▶ Task instructions: Check every line below for the word "SRMTID" and copy the ones that have it.
====== Input for this task
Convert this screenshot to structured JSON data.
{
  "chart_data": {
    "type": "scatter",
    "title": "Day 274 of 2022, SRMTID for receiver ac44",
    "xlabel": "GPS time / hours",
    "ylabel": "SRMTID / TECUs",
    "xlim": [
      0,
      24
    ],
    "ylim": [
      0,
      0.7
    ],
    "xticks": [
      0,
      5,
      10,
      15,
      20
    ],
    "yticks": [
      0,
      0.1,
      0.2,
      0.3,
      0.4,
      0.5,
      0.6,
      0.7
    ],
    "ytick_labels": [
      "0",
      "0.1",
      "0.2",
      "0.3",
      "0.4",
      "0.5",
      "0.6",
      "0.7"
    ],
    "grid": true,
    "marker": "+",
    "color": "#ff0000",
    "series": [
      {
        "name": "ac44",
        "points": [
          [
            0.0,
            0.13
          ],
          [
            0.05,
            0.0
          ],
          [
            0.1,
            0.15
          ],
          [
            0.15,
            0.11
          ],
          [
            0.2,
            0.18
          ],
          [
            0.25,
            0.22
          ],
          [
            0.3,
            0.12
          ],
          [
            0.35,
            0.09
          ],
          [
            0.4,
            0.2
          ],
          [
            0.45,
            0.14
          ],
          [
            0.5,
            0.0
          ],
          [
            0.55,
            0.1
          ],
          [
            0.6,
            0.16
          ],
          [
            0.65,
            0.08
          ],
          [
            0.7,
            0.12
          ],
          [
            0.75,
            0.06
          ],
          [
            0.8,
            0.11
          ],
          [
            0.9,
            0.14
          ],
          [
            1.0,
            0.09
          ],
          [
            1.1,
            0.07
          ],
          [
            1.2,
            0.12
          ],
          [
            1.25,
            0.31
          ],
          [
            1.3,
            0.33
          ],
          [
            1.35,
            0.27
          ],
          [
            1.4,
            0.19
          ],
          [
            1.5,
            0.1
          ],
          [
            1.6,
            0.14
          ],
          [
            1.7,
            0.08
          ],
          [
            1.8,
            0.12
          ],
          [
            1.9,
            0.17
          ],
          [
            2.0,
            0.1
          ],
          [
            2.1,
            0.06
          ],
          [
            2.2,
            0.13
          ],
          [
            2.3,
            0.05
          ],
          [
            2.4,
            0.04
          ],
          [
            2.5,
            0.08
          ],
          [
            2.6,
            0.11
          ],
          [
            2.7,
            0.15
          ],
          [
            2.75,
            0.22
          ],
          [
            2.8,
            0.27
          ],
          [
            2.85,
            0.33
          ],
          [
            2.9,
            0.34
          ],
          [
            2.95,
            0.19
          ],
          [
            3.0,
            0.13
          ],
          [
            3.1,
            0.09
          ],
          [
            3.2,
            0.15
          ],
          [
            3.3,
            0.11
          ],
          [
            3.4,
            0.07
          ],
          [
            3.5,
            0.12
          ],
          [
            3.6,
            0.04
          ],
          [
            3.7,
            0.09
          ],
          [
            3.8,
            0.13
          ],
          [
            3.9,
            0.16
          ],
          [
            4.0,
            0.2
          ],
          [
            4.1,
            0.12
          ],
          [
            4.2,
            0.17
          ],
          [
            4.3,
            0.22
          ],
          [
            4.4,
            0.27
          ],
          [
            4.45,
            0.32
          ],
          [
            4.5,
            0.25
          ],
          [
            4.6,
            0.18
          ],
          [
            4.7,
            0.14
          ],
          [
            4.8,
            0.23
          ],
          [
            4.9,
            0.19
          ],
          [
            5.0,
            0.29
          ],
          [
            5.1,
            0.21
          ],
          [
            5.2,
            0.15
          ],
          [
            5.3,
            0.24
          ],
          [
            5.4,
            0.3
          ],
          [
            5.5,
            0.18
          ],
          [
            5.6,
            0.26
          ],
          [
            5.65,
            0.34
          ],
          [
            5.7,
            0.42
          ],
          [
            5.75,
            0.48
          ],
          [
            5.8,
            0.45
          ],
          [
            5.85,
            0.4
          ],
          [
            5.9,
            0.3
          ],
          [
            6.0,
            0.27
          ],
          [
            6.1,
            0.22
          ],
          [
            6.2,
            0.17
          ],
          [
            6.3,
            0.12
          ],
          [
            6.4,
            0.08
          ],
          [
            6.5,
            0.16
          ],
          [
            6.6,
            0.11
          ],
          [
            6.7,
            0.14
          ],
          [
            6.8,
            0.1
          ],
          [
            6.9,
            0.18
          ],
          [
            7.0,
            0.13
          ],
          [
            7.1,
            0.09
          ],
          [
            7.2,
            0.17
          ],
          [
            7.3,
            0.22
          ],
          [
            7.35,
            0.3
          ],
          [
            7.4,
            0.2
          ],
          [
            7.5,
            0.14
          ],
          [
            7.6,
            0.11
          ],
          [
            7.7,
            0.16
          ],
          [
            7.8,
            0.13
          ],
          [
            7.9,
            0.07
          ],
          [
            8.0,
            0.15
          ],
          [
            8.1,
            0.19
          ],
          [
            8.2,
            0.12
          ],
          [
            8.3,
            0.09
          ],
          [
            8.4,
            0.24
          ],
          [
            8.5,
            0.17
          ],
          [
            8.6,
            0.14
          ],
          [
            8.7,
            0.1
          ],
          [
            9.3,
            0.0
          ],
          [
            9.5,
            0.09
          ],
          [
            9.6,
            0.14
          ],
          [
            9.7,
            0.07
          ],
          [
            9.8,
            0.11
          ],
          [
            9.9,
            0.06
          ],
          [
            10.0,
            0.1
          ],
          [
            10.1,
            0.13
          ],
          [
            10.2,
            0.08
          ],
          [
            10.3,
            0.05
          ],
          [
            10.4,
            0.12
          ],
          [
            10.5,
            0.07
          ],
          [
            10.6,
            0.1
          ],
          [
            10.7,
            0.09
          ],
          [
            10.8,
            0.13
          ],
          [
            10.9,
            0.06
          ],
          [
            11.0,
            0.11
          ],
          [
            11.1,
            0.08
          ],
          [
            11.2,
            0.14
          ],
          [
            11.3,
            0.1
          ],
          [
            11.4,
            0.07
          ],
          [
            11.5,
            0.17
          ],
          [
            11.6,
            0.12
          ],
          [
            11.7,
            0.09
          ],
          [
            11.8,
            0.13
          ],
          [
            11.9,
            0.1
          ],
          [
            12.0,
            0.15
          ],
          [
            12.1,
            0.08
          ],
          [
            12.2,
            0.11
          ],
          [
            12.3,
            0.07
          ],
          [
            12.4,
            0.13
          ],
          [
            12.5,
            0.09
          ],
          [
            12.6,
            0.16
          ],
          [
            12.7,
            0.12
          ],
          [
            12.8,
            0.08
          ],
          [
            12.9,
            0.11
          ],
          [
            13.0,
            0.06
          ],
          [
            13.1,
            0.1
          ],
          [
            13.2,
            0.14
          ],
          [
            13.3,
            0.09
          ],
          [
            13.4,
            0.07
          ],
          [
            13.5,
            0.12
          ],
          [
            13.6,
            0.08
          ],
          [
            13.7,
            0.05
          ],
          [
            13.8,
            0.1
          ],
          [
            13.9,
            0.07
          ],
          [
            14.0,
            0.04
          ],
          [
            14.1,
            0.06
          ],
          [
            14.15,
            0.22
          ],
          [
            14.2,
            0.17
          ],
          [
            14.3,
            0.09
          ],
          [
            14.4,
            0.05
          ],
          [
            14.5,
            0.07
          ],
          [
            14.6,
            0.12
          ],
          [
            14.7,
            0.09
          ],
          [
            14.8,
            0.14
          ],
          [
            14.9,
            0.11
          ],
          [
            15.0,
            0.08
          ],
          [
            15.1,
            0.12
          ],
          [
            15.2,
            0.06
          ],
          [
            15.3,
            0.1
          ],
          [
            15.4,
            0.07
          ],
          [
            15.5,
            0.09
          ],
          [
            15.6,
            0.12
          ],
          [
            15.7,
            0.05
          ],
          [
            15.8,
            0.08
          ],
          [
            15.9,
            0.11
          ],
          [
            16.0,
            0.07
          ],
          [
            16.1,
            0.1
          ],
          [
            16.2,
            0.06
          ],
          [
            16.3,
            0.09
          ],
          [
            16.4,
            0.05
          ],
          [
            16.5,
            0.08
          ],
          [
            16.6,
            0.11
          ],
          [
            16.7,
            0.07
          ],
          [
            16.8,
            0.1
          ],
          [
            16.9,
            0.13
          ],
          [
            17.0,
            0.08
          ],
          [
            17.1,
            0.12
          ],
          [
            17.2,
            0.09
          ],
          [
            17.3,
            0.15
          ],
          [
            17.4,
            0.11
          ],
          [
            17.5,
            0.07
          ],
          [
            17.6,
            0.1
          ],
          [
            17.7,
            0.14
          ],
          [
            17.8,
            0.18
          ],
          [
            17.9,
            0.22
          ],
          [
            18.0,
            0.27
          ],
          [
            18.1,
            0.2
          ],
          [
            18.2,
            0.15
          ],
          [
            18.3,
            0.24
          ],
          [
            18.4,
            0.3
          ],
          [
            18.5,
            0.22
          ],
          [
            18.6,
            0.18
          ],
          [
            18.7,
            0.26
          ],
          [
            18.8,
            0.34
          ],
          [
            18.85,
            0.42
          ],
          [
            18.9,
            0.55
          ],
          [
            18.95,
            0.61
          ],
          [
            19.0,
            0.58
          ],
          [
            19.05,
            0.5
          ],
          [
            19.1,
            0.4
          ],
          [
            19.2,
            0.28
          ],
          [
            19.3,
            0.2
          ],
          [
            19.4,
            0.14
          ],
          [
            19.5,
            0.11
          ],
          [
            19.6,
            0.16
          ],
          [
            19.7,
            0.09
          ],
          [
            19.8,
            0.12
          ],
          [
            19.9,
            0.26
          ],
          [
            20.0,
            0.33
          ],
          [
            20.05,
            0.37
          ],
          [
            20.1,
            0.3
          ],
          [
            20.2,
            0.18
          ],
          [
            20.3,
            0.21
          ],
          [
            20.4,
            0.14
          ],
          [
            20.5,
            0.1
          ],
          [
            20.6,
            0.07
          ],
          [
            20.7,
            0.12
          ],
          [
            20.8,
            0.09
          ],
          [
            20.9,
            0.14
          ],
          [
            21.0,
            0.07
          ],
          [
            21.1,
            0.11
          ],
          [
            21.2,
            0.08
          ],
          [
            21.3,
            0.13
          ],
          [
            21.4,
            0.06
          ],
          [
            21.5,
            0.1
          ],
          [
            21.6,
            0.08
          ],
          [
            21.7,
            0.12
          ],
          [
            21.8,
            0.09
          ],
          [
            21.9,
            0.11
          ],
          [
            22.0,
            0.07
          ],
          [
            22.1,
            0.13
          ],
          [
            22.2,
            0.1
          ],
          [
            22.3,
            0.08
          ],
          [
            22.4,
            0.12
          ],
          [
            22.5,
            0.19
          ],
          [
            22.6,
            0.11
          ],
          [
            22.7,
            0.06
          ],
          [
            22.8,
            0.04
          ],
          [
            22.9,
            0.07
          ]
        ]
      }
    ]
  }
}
============
▶ Written response:
    "title": "Day 274 of 2022, SRMTID for receiver ac44",
    "ylabel": "SRMTID / TECUs",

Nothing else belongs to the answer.